* begin *

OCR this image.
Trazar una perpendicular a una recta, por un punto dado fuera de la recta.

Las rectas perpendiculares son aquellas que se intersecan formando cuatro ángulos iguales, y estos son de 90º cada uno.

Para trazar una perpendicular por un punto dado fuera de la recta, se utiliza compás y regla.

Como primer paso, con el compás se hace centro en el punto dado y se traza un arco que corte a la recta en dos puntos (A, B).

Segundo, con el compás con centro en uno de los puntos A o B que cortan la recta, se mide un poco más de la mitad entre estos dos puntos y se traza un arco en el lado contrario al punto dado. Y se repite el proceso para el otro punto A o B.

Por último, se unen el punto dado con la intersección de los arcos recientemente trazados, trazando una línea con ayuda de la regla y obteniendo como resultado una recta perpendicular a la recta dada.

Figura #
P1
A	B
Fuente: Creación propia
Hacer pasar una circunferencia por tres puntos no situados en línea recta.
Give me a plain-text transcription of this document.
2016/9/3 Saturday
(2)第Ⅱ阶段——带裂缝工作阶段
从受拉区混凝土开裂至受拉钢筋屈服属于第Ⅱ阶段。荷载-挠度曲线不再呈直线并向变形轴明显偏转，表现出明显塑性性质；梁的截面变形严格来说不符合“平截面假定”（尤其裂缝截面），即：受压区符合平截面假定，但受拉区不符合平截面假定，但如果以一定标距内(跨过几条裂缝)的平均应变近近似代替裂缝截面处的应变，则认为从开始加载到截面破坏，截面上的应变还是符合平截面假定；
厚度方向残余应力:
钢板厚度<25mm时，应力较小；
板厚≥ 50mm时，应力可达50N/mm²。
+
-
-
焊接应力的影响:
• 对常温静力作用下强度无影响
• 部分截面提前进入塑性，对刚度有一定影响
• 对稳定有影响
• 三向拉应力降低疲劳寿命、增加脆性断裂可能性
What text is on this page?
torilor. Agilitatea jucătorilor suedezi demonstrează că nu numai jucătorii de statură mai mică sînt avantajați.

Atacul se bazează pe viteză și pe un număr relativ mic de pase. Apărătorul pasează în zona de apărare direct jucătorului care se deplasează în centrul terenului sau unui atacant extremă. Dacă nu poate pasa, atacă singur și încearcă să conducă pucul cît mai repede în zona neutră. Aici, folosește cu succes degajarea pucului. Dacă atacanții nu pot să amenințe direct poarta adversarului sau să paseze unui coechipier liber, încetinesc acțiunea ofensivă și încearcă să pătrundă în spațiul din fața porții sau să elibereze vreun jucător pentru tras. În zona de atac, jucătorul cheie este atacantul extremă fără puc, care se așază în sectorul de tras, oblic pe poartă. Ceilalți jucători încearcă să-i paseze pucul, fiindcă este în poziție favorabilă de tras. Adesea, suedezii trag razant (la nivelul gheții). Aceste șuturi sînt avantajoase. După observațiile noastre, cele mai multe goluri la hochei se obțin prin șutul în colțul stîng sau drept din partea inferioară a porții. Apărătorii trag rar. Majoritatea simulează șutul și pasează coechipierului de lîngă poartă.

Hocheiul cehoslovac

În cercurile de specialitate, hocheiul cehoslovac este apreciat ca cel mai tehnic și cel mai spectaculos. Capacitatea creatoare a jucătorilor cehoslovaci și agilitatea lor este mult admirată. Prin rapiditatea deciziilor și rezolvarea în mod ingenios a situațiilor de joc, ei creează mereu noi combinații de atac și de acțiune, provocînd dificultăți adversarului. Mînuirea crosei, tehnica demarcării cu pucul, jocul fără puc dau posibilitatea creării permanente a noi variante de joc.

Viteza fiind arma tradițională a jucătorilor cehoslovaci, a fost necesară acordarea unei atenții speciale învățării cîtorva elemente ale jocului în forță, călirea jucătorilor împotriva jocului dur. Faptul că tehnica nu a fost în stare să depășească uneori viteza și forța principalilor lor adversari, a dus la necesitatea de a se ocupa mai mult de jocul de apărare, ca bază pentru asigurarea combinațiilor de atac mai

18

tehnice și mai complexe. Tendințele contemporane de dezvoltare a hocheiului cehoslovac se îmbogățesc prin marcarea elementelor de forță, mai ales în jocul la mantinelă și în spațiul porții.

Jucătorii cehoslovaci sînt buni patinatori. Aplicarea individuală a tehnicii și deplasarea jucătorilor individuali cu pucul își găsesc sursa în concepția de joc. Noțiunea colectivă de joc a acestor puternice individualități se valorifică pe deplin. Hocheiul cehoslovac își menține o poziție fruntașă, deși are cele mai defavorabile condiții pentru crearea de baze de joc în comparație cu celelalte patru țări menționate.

* end *

**GOAL:** Retype all of the material above with every character intact.

**FINAL RESULT:**
OCR this image.
Trazar una perpendicular a una recta, por un punto dado fuera de la recta.

Las rectas perpendiculares son aquellas que se intersecan formando cuatro ángulos iguales, y estos son de 90º cada uno.

Para trazar una perpendicular por un punto dado fuera de la recta, se utiliza compás y regla.

Como primer paso, con el compás se hace centro en el punto dado y se traza un arco que corte a la recta en dos puntos (A, B).

Segundo, con el compás con centro en uno de los puntos A o B que cortan la recta, se mide un poco más de la mitad entre estos dos puntos y se traza un arco en el lado contrario al punto dado. Y se repite el proceso para el otro punto A o B.

Por último, se unen el punto dado con la intersección de los arcos recientemente trazados, trazando una línea con ayuda de la regla y obteniendo como resultado una recta perpendicular a la recta dada.

Figura #
P1
A	B
Fuente: Creación propia
Hacer pasar una circunferencia por tres puntos no situados en línea recta.
Give me a plain-text transcription of this document.
2016/9/3 Saturday
(2)第Ⅱ阶段——带裂缝工作阶段
从受拉区混凝土开裂至受拉钢筋屈服属于第Ⅱ阶段。荷载-挠度曲线不再呈直线并向变形轴明显偏转，表现出明显塑性性质；梁的截面变形严格来说不符合“平截面假定”（尤其裂缝截面），即：受压区符合平截面假定，但受拉区不符合平截面假定，但如果以一定标距内(跨过几条裂缝)的平均应变近近似代替裂缝截面处的应变，则认为从开始加载到截面破坏，截面上的应变还是符合平截面假定；
厚度方向残余应力:
钢板厚度<25mm时，应力较小；
板厚≥ 50mm时，应力可达50N/mm²。
+
-
-
焊接应力的影响:
• 对常温静力作用下强度无影响
• 部分截面提前进入塑性，对刚度有一定影响
• 对稳定有影响
• 三向拉应力降低疲劳寿命、增加脆性断裂可能性
What text is on this page?
torilor. Agilitatea jucătorilor suedezi demonstrează că nu numai jucătorii de statură mai mică sînt avantajați.

Atacul se bazează pe viteză și pe un număr relativ mic de pase. Apărătorul pasează în zona de apărare direct jucătorului care se deplasează în centrul terenului sau unui atacant extremă. Dacă nu poate pasa, atacă singur și încearcă să conducă pucul cît mai repede în zona neutră. Aici, folosește cu succes degajarea pucului. Dacă atacanții nu pot să amenințe direct poarta adversarului sau să paseze unui coechipier liber, încetinesc acțiunea ofensivă și încearcă să pătrundă în spațiul din fața porții sau să elibereze vreun jucător pentru tras. În zona de atac, jucătorul cheie este atacantul extremă fără puc, care se așază în sectorul de tras, oblic pe poartă. Ceilalți jucători încearcă să-i paseze pucul, fiindcă este în poziție favorabilă de tras. Adesea, suedezii trag razant (la nivelul gheții). Aceste șuturi sînt avantajoase. După observațiile noastre, cele mai multe goluri la hochei se obțin prin șutul în colțul stîng sau drept din partea inferioară a porții. Apărătorii trag rar. Majoritatea simulează șutul și pasează coechipierului de lîngă poartă.

Hocheiul cehoslovac

În cercurile de specialitate, hocheiul cehoslovac este apreciat ca cel mai tehnic și cel mai spectaculos. Capacitatea creatoare a jucătorilor cehoslovaci și agilitatea lor este mult admirată. Prin rapiditatea deciziilor și rezolvarea în mod ingenios a situațiilor de joc, ei creează mereu noi combinații de atac și de acțiune, provocînd dificultăți adversarului. Mînuirea crosei, tehnica demarcării cu pucul, jocul fără puc dau posibilitatea creării permanente a noi variante de joc.

Viteza fiind arma tradițională a jucătorilor cehoslovaci, a fost necesară acordarea unei atenții speciale învățării cîtorva elemente ale jocului în forță, călirea jucătorilor împotriva jocului dur. Faptul că tehnica nu a fost în stare să depășească uneori viteza și forța principalilor lor adversari, a dus la necesitatea de a se ocupa mai mult de jocul de apărare, ca bază pentru asigurarea combinațiilor de atac mai

18

tehnice și mai complexe. Tendințele contemporane de dezvoltare a hocheiului cehoslovac se îmbogățesc prin marcarea elementelor de forță, mai ales în jocul la mantinelă și în spațiul porții.

Jucătorii cehoslovaci sînt buni patinatori. Aplicarea individuală a tehnicii și deplasarea jucătorilor individuali cu pucul își găsesc sursa în concepția de joc. Noțiunea colectivă de joc a acestor puternice individualități se valorifică pe deplin. Hocheiul cehoslovac își menține o poziție fruntașă, deși are cele mai defavorabile condiții pentru crearea de baze de joc în comparație cu celelalte patru țări menționate.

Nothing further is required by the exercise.